What you have to do:
Read the lines below. Copy out any that hold the string "одной".

....

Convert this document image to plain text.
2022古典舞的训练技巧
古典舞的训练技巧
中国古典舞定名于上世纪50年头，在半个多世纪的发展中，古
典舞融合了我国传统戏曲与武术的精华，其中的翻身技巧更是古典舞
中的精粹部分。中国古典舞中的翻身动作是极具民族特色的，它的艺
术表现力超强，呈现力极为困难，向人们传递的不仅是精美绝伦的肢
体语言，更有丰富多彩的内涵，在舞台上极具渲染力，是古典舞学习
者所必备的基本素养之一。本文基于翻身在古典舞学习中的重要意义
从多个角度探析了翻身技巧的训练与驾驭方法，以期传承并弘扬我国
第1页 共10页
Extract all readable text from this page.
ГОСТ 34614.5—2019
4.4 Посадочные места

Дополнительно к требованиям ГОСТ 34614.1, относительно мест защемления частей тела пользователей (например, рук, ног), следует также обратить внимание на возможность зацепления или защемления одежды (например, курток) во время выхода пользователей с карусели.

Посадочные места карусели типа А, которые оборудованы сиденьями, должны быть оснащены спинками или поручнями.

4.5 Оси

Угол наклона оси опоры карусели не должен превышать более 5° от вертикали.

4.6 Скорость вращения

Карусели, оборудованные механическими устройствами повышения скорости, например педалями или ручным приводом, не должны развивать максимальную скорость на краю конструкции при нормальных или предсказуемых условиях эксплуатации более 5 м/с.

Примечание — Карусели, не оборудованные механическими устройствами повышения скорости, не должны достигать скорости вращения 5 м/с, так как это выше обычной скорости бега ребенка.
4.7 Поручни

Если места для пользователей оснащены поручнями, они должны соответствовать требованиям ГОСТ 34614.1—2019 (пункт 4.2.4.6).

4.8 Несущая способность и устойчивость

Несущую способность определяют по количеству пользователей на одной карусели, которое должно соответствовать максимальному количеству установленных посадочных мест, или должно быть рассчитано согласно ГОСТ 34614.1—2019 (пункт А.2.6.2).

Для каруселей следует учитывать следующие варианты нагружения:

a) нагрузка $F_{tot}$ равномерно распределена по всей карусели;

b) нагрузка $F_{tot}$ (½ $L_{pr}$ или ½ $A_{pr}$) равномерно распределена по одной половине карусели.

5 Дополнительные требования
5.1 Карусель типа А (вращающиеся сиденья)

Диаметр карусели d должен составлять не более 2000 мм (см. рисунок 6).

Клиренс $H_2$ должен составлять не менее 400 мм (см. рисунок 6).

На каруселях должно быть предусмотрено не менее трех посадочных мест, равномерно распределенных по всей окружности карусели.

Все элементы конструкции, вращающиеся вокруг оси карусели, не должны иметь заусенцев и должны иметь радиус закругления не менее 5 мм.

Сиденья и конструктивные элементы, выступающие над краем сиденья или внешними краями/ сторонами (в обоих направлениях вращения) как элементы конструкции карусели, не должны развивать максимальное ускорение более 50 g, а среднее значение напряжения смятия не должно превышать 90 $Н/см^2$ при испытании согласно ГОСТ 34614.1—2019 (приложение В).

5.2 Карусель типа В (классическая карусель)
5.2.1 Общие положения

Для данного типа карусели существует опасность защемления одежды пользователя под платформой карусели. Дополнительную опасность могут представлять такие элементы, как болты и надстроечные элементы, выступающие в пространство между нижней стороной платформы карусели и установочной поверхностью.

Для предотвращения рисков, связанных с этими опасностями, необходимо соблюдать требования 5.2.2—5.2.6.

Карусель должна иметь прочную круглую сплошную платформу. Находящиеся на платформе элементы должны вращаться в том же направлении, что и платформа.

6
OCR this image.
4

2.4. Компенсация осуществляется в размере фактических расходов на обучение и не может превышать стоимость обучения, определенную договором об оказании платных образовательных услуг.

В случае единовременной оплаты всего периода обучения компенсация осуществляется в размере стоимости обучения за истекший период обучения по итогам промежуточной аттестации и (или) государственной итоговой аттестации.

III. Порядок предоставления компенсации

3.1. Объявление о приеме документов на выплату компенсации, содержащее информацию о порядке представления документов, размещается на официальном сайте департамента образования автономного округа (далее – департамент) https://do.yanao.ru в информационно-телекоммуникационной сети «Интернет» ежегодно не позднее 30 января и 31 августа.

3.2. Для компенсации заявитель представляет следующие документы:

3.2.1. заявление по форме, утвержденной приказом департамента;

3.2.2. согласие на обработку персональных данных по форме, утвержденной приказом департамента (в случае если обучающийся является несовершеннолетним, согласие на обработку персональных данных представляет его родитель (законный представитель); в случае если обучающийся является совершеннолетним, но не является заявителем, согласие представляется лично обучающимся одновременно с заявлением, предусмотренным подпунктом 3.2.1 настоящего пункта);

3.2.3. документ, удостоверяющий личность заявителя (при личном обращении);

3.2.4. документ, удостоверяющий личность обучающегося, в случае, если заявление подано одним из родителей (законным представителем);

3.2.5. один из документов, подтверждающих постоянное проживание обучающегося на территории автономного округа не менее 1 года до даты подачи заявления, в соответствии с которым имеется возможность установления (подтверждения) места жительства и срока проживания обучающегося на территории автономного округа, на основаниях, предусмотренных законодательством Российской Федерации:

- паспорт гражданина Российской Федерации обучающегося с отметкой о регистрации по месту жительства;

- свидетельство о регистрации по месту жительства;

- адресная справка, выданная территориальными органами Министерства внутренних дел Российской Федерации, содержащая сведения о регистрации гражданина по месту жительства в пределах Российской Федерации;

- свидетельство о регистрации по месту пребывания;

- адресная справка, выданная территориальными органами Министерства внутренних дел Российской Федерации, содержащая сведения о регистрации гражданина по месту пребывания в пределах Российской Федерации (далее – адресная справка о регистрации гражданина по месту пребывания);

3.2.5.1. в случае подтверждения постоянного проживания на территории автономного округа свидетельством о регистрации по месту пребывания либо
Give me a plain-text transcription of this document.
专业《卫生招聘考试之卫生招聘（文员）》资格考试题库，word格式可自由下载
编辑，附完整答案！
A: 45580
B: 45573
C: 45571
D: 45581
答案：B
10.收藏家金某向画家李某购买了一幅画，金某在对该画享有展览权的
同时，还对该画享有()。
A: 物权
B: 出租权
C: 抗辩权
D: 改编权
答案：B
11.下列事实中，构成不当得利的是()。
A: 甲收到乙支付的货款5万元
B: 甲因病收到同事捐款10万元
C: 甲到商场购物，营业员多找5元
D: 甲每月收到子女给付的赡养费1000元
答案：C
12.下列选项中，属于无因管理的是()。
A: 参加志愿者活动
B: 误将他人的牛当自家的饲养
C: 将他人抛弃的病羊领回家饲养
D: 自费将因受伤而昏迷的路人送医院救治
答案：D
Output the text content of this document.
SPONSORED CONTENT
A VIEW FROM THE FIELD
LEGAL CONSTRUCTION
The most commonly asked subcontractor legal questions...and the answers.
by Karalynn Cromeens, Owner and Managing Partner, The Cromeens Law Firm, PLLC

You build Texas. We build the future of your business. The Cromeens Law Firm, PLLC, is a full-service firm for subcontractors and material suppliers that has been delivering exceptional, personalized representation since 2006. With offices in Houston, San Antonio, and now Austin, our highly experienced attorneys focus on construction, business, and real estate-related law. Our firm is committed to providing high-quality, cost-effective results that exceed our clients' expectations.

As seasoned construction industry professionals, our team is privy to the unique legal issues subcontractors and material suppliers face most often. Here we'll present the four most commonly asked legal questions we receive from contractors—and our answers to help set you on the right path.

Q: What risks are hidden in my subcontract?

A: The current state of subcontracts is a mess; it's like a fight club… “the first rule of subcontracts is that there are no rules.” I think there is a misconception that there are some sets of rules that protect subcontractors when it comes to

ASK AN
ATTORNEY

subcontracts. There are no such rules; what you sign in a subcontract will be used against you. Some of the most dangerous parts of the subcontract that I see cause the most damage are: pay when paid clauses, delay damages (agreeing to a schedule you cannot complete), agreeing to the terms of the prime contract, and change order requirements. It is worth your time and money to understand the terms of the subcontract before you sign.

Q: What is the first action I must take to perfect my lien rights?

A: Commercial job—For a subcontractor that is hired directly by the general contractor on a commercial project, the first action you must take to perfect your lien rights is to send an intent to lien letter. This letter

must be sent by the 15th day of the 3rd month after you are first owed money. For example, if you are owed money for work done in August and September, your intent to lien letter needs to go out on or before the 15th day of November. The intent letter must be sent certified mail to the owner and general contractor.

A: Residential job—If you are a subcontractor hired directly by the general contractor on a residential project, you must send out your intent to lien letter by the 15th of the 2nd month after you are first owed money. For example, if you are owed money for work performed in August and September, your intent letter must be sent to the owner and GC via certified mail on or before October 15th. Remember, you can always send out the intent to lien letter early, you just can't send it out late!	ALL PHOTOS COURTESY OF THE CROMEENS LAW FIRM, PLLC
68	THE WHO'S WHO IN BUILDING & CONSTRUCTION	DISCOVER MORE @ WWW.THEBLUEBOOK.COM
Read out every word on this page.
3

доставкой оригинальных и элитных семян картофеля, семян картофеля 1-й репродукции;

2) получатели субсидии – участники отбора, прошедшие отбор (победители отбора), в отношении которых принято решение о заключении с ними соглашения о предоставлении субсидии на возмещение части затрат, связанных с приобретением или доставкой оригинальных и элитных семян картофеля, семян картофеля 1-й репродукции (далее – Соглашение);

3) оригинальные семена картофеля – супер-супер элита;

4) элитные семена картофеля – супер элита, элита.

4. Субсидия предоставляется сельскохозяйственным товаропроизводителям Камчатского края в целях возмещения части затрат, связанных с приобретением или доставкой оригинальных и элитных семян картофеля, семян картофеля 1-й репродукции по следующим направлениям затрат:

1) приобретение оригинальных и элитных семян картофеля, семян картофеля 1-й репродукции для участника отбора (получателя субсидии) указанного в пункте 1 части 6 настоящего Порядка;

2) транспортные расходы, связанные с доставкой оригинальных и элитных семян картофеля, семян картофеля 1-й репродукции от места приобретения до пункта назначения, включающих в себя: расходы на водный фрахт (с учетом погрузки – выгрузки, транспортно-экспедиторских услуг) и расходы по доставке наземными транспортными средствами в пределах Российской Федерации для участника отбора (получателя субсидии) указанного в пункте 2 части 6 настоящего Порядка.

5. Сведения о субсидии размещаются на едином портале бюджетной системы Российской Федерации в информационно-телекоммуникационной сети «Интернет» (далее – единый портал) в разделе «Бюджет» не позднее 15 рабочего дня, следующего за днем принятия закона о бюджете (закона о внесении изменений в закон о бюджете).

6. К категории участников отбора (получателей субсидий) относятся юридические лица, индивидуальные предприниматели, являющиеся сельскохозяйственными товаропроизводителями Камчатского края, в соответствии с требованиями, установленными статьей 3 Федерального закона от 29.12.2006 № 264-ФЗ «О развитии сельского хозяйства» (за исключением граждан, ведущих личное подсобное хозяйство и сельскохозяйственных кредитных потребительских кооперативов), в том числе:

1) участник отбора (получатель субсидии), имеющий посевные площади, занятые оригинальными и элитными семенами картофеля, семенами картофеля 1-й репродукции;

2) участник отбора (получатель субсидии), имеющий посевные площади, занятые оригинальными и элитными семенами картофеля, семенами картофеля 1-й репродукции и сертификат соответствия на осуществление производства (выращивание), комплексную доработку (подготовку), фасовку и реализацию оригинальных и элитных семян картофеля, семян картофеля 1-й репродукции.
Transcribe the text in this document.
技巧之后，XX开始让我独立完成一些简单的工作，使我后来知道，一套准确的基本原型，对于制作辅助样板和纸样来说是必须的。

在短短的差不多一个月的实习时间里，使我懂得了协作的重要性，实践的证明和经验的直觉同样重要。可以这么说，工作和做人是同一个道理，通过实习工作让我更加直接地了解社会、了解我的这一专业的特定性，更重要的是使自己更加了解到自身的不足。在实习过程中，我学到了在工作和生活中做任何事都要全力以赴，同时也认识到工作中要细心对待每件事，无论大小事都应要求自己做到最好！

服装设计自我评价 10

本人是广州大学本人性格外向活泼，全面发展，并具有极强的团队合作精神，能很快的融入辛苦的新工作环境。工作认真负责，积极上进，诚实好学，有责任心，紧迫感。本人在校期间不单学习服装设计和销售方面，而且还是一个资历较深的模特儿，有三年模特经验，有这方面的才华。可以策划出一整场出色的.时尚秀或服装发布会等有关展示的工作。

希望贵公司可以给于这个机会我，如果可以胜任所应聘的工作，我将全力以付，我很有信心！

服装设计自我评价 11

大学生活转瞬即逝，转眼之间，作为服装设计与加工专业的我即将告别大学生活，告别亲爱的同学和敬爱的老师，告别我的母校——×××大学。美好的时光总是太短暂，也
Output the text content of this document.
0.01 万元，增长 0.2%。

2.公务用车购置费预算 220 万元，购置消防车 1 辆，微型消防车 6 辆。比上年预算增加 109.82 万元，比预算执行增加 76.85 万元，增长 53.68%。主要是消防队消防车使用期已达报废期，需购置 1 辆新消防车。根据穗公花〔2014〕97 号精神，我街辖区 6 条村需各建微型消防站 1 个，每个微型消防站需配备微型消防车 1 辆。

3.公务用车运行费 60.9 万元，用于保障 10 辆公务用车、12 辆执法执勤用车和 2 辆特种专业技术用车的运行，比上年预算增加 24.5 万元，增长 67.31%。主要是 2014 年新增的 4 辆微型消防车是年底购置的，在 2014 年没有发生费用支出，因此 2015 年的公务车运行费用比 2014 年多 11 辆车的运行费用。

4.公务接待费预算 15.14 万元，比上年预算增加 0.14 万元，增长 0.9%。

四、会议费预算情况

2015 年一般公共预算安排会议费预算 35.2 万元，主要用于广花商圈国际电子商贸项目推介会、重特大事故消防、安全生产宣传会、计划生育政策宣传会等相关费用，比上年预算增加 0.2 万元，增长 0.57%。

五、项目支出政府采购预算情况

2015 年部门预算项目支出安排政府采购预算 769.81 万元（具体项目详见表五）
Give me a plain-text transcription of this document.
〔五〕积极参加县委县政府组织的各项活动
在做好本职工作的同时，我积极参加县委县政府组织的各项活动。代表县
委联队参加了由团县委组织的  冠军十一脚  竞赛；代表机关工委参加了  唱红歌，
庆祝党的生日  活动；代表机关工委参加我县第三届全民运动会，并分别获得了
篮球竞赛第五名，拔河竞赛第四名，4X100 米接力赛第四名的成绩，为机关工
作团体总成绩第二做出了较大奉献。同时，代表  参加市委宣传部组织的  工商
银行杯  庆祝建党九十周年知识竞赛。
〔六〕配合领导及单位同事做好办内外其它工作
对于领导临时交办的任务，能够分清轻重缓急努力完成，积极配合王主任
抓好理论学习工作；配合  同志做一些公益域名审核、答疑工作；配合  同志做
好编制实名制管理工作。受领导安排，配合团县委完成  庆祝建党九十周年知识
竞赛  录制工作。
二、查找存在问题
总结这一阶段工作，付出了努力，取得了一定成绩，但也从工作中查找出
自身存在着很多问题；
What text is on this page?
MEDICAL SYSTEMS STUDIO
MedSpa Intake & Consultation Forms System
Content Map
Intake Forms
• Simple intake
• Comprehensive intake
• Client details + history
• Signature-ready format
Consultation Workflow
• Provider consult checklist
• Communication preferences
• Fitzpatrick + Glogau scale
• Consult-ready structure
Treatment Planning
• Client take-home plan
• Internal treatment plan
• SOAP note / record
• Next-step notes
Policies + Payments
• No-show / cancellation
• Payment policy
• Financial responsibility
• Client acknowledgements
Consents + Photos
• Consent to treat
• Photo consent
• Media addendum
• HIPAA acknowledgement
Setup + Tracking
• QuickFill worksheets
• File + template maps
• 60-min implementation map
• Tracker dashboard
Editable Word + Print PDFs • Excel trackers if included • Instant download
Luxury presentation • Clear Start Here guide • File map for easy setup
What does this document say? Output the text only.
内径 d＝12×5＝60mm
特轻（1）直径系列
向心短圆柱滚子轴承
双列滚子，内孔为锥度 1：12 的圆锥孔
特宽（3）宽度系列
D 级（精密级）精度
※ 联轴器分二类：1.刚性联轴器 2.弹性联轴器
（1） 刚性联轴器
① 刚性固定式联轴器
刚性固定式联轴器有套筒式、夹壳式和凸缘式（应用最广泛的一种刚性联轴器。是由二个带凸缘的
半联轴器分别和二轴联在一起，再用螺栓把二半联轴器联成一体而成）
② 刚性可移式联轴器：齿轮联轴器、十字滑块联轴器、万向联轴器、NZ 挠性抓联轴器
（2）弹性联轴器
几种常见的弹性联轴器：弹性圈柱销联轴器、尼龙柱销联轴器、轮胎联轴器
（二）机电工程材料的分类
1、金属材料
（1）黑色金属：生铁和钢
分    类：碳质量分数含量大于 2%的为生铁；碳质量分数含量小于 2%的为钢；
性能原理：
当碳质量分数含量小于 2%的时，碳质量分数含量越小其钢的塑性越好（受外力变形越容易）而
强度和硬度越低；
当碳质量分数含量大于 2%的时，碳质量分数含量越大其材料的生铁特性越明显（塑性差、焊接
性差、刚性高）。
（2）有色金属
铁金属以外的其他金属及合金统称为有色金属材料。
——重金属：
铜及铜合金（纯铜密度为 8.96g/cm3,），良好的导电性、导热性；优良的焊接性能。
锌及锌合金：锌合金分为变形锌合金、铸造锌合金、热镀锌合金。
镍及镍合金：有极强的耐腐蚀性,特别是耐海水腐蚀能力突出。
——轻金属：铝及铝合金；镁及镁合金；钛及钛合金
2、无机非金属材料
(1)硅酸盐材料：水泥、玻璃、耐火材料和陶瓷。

....

Answer to this exercise:
Несущую способность определяют по количеству пользователей на одной карусели, которое должно соответствовать максимальному количеству установленных посадочных мест, или должно быть рассчитано согласно ГОСТ 34614.1—2019 (пункт А.2.6.2).
b) нагрузка $F_{tot}$ (½ $L_{pr}$ или ½ $A_{pr}$) равномерно распределена по одной половине карусели.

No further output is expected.